_About this exercise_
Work out the number of lines in the records that include the word "Regulation"; reply with that number alone.

[Extracted entries Boundary: Start]

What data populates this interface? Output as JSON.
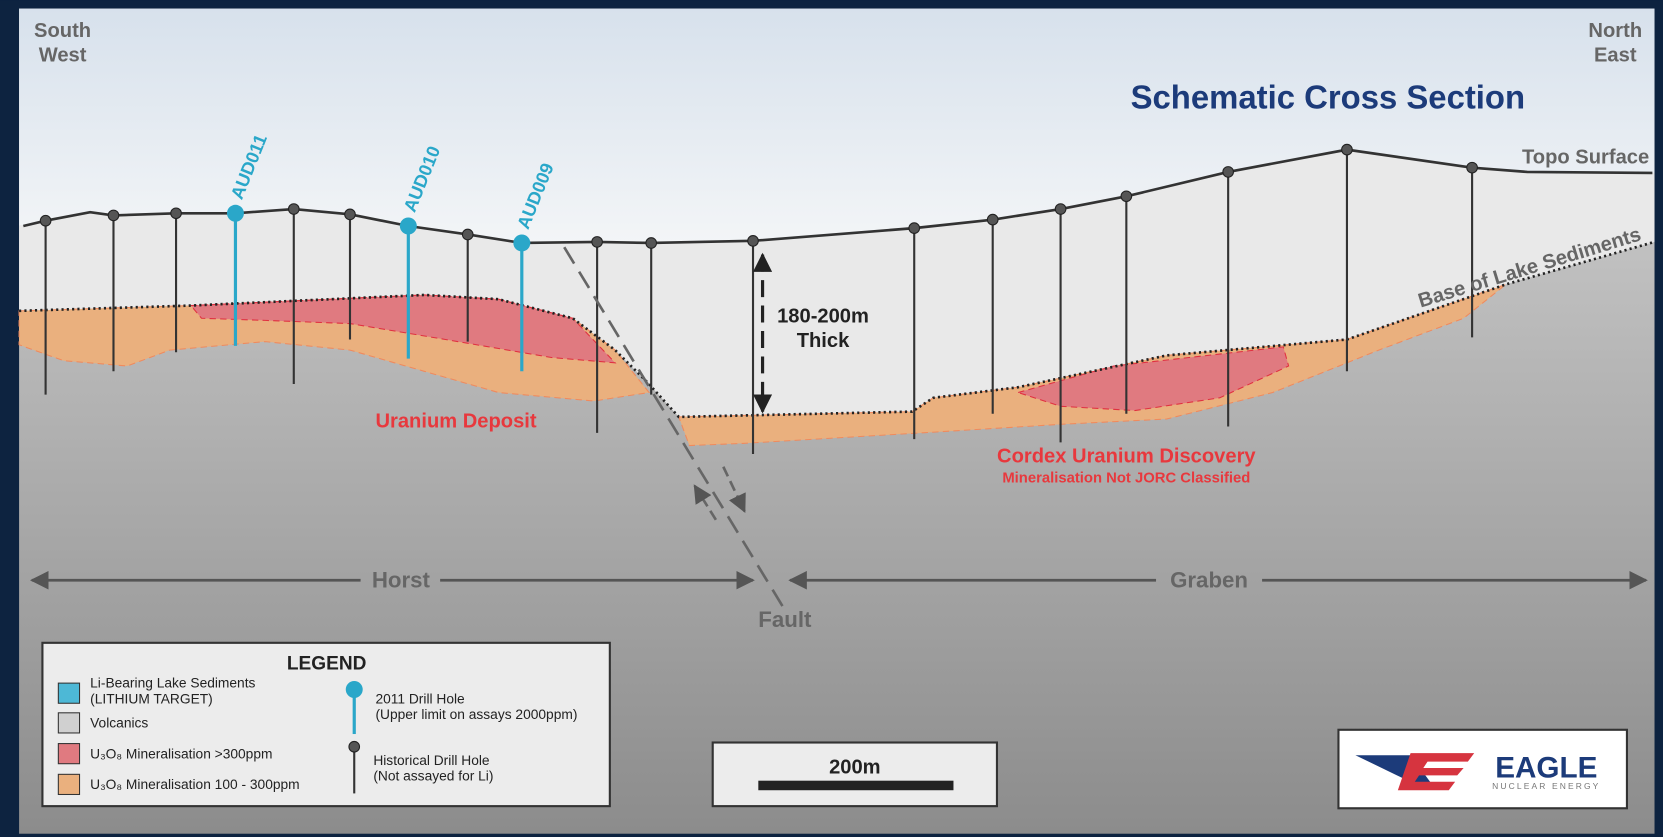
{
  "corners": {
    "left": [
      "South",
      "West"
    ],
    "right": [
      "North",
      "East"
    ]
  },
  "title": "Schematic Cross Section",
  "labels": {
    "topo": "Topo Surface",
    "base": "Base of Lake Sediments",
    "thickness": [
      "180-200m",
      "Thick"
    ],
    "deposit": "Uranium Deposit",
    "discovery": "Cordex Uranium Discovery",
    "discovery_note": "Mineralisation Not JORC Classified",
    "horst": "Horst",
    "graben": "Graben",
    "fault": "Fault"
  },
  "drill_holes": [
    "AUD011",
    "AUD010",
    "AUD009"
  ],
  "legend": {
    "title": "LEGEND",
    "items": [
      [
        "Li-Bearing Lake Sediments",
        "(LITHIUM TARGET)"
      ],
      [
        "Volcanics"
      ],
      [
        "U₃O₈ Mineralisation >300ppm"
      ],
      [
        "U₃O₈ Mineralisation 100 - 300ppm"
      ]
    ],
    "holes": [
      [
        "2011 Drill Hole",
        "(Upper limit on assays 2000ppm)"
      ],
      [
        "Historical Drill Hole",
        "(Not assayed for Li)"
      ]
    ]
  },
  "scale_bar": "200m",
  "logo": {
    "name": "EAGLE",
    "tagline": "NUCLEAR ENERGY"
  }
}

[Extracted entries Boundary: End]
[Extracted entries Boundary: Start]

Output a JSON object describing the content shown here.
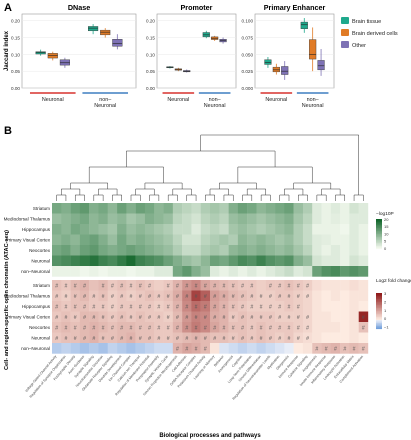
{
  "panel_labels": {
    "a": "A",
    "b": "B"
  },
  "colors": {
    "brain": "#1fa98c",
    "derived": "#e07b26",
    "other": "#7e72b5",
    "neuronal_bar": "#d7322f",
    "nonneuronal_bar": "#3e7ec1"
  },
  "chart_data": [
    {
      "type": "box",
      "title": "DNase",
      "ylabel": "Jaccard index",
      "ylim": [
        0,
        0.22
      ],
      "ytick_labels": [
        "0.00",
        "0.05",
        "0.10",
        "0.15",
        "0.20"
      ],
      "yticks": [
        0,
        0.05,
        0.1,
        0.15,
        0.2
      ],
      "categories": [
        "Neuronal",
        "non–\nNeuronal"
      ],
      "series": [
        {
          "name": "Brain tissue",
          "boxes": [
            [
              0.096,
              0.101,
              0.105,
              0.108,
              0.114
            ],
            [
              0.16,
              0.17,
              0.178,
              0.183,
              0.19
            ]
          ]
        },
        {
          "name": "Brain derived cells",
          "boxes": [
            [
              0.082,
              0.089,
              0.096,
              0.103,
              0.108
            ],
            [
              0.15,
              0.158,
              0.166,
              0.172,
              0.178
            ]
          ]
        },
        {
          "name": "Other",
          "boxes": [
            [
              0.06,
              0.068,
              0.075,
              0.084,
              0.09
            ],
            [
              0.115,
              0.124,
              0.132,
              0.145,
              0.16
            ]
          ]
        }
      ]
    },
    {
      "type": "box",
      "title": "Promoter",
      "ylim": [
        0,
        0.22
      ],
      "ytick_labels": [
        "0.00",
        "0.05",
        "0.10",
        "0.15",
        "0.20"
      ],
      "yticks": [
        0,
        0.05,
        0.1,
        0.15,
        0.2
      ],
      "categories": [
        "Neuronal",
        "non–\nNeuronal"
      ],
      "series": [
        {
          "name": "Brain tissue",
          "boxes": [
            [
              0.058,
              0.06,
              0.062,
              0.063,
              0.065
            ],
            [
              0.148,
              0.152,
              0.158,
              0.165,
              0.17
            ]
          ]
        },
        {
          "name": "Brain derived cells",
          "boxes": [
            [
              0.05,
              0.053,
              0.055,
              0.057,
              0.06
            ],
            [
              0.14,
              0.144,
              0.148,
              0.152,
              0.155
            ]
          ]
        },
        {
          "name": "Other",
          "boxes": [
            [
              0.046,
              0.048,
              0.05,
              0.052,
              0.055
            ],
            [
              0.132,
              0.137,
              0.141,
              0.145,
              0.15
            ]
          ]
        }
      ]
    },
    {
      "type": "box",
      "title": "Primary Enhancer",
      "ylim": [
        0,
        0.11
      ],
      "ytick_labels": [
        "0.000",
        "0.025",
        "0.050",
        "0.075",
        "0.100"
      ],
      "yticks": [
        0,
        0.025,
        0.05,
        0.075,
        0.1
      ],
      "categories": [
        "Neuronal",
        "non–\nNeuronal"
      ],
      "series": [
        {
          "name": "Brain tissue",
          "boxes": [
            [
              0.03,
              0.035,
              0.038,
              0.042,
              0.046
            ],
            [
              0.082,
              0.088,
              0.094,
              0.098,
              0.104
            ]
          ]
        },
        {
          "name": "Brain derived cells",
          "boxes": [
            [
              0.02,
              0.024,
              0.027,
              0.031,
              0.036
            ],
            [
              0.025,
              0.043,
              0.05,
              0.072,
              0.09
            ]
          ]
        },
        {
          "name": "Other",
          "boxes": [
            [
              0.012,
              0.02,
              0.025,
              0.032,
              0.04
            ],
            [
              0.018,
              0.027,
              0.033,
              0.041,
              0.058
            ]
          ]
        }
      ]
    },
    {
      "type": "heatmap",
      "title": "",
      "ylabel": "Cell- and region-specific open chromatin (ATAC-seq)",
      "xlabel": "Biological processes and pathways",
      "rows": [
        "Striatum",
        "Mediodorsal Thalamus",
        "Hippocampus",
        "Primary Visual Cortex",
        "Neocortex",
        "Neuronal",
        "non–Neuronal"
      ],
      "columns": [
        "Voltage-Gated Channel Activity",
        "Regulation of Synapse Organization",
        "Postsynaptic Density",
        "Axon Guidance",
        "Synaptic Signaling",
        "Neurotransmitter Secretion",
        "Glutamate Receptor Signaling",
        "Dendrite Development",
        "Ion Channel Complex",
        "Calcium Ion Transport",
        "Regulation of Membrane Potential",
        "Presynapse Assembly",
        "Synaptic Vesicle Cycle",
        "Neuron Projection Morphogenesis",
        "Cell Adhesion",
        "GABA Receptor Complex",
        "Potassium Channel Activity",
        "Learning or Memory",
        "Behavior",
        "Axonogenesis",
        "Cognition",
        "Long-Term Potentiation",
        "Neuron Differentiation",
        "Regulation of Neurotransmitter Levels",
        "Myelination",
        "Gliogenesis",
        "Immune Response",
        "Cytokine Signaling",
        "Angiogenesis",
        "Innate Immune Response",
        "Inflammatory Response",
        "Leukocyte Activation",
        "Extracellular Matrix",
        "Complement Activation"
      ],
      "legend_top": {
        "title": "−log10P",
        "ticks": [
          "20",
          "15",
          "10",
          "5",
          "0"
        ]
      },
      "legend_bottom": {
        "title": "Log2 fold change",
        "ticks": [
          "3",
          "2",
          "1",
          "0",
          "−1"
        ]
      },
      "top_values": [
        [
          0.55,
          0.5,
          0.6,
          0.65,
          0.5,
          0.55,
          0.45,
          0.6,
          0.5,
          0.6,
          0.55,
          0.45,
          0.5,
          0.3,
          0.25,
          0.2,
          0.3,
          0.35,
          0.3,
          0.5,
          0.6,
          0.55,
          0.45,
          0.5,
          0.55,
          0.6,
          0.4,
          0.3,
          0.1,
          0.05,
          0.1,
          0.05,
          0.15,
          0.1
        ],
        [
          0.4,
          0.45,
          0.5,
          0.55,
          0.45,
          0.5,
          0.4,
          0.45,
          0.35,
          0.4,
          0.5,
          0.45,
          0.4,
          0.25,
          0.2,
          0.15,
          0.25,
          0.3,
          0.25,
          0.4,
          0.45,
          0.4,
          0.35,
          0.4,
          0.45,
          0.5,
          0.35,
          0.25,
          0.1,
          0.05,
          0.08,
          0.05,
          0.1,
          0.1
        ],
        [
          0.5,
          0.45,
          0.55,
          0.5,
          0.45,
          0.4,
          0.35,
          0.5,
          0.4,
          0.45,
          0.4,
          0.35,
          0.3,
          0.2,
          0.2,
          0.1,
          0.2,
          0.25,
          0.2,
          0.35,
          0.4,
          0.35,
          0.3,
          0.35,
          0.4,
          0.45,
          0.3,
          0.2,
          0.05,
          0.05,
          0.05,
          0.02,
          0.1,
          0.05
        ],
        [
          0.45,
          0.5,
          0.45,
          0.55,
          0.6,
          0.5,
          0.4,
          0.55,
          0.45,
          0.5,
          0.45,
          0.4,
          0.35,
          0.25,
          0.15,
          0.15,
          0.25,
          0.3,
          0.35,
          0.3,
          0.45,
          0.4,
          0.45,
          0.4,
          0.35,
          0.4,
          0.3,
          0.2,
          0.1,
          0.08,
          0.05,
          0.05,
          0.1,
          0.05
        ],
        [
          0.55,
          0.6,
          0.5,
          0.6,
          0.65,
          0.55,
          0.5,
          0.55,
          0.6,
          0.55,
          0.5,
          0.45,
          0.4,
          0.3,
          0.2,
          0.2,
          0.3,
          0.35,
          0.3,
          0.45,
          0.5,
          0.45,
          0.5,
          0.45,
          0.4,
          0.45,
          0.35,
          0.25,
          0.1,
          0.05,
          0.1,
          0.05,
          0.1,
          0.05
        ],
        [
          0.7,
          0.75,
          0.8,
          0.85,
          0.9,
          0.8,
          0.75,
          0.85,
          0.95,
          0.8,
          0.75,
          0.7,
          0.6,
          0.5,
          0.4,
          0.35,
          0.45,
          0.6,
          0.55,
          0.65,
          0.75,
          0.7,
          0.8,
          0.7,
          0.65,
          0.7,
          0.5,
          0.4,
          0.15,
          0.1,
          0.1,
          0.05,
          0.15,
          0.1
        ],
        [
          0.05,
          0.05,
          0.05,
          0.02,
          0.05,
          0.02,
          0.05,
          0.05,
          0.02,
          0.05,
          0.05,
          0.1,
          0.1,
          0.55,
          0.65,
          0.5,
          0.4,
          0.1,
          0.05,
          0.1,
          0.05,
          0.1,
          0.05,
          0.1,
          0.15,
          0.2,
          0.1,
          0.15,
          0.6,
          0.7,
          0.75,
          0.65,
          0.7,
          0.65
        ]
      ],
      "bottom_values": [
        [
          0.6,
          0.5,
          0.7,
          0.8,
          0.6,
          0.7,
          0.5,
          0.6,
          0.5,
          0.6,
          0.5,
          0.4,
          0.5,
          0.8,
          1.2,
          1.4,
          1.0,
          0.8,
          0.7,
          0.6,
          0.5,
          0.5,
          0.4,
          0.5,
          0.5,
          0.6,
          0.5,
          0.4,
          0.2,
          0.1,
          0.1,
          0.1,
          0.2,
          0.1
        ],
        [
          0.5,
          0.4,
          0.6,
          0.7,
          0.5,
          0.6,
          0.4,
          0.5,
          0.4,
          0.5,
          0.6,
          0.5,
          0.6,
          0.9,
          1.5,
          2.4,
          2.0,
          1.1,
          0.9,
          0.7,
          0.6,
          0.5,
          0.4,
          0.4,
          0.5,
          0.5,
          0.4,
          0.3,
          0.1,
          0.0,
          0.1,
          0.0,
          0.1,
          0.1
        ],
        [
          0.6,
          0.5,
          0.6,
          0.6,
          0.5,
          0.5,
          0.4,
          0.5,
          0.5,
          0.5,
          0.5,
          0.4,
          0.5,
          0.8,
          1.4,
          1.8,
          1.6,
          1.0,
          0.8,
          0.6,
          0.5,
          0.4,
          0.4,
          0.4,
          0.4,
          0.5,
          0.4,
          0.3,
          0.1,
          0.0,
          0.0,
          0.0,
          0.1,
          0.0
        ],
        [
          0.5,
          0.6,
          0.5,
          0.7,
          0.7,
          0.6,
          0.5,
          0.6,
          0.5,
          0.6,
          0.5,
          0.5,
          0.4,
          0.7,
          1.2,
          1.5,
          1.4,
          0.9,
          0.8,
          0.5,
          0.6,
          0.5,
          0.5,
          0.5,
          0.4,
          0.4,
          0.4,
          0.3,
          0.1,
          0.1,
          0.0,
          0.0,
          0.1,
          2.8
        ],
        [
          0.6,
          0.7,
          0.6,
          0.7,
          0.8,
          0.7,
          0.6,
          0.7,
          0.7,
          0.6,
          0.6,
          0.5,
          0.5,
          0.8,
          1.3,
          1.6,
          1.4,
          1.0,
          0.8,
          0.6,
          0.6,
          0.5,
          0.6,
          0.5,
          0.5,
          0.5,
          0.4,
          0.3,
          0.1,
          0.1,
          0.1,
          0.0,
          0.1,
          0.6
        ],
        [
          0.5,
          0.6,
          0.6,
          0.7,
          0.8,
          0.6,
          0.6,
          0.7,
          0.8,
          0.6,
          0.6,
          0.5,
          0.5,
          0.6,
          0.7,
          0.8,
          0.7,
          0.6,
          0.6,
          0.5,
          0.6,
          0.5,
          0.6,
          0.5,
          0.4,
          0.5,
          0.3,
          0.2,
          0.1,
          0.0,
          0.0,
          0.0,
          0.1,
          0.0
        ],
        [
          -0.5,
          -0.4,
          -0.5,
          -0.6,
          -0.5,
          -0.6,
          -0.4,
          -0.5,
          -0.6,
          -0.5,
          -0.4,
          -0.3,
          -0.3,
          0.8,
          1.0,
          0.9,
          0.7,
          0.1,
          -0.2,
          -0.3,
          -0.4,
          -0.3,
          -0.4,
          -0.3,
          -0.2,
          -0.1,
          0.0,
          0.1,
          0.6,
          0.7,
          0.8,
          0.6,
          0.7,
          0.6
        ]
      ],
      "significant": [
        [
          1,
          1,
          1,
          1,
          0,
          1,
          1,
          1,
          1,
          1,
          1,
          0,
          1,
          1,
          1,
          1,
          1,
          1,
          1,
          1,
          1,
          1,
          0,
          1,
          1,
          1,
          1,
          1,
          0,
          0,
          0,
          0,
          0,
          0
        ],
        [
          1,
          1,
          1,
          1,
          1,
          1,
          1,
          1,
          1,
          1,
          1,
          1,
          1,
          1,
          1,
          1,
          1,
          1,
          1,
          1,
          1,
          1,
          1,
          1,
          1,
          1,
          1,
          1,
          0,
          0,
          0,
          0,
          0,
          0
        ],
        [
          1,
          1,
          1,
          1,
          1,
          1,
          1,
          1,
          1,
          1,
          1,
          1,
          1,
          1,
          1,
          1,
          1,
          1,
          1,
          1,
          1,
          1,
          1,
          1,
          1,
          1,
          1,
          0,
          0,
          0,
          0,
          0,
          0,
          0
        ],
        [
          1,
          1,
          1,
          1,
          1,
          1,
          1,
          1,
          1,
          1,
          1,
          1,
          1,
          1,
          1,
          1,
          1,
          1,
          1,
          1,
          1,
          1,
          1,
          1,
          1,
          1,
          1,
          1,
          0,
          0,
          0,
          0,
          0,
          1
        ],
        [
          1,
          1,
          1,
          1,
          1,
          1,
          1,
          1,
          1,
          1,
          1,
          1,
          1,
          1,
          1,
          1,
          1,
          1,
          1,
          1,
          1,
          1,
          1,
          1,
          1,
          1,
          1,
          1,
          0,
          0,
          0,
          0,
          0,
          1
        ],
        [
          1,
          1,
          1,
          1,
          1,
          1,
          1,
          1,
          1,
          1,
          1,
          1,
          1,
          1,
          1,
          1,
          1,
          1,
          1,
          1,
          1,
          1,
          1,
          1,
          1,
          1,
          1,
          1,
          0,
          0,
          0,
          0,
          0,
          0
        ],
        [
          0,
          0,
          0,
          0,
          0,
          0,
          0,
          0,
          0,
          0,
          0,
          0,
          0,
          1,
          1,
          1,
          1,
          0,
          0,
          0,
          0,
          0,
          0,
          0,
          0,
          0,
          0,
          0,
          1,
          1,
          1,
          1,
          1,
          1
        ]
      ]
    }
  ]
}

[Extracted entries Boundary: End]
[Extracted entries Boundary: Start]

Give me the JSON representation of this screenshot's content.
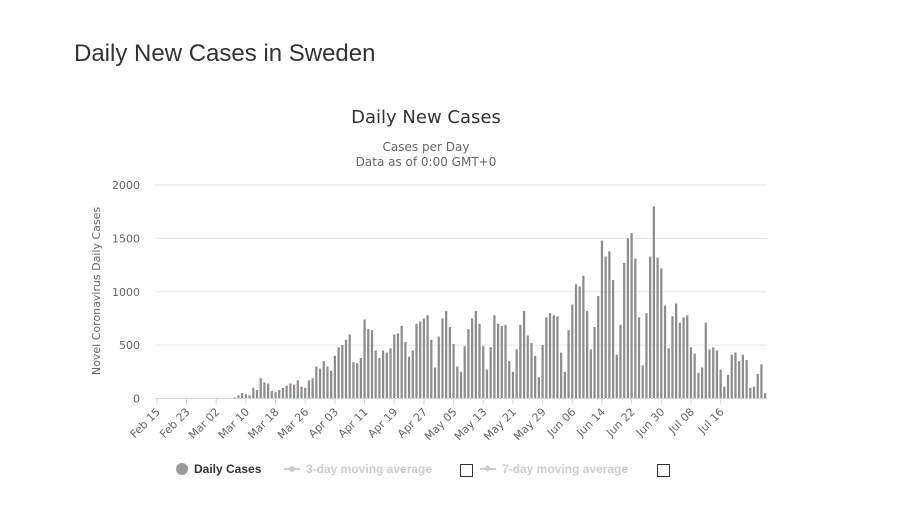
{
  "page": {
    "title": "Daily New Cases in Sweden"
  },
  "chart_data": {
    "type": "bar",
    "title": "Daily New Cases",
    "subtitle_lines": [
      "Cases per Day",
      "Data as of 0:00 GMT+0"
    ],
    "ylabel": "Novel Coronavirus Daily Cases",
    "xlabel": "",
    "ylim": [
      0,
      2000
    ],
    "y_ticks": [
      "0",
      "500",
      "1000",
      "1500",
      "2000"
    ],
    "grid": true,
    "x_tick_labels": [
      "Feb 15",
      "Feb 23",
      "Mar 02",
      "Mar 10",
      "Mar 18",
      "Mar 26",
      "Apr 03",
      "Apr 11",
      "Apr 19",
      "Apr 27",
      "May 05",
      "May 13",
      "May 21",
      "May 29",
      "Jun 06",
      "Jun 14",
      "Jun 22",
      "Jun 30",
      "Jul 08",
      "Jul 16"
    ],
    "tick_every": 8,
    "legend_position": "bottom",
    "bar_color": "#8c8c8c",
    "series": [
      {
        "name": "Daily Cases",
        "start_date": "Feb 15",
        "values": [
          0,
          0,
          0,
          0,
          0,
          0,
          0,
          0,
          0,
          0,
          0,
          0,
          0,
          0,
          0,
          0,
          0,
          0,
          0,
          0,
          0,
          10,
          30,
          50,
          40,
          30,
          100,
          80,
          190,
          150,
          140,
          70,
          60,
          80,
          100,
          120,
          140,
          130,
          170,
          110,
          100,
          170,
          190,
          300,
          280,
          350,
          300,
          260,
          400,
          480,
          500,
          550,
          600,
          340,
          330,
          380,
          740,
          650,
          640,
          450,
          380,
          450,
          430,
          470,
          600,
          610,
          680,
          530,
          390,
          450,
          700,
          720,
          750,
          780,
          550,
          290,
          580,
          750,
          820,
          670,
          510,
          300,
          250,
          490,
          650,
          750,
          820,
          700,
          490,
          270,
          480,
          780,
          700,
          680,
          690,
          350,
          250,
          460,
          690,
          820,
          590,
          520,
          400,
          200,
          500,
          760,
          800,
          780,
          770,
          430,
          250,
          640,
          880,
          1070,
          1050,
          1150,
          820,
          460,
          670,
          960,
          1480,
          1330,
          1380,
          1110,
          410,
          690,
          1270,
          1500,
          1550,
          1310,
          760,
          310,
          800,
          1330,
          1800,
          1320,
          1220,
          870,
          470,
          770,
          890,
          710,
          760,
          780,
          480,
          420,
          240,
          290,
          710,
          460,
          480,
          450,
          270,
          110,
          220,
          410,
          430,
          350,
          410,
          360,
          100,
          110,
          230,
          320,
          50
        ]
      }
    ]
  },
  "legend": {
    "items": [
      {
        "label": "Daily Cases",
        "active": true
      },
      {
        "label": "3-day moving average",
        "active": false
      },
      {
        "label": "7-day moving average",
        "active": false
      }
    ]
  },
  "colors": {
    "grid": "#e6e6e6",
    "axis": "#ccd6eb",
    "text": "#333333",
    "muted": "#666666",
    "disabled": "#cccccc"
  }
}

[Extracted entries Boundary: End]

_Solution_
3